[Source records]

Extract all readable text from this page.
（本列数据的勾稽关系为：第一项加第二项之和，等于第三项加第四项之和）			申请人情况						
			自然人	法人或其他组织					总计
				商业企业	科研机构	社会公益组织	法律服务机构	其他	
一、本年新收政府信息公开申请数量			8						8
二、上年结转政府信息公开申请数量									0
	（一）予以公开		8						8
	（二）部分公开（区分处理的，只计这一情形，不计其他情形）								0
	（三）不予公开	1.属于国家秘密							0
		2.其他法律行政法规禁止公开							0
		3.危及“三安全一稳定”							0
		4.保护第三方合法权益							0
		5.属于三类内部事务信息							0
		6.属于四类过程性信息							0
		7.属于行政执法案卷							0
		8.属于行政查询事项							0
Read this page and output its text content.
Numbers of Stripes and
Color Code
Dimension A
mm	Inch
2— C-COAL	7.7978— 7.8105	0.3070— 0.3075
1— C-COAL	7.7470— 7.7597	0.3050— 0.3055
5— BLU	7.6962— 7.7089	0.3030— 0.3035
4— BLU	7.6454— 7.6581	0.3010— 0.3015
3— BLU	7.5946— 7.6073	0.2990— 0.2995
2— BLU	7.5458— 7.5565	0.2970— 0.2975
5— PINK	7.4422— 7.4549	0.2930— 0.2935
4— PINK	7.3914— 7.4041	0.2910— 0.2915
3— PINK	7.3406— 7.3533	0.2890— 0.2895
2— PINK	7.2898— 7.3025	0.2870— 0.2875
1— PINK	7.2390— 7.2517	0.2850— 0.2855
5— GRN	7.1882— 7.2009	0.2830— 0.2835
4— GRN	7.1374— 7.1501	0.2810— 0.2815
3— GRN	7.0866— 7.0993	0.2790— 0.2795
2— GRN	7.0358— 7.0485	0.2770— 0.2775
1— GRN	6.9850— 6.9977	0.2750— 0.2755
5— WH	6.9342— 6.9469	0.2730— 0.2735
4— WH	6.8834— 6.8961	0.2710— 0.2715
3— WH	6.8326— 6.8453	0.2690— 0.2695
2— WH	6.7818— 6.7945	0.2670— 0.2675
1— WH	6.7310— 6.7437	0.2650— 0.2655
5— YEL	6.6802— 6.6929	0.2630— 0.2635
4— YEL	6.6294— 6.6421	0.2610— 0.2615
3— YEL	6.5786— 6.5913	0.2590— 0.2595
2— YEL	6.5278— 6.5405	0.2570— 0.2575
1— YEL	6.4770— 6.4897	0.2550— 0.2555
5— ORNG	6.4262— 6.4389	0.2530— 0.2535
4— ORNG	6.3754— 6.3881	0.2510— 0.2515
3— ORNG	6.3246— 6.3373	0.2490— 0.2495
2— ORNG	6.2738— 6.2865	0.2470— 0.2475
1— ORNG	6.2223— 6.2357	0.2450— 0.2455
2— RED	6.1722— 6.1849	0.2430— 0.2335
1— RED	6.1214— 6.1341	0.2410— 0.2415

▶ [Directions for this task] State how many lines of the records above contain "page", with no words besides the number.

▶ [Complete answer] 2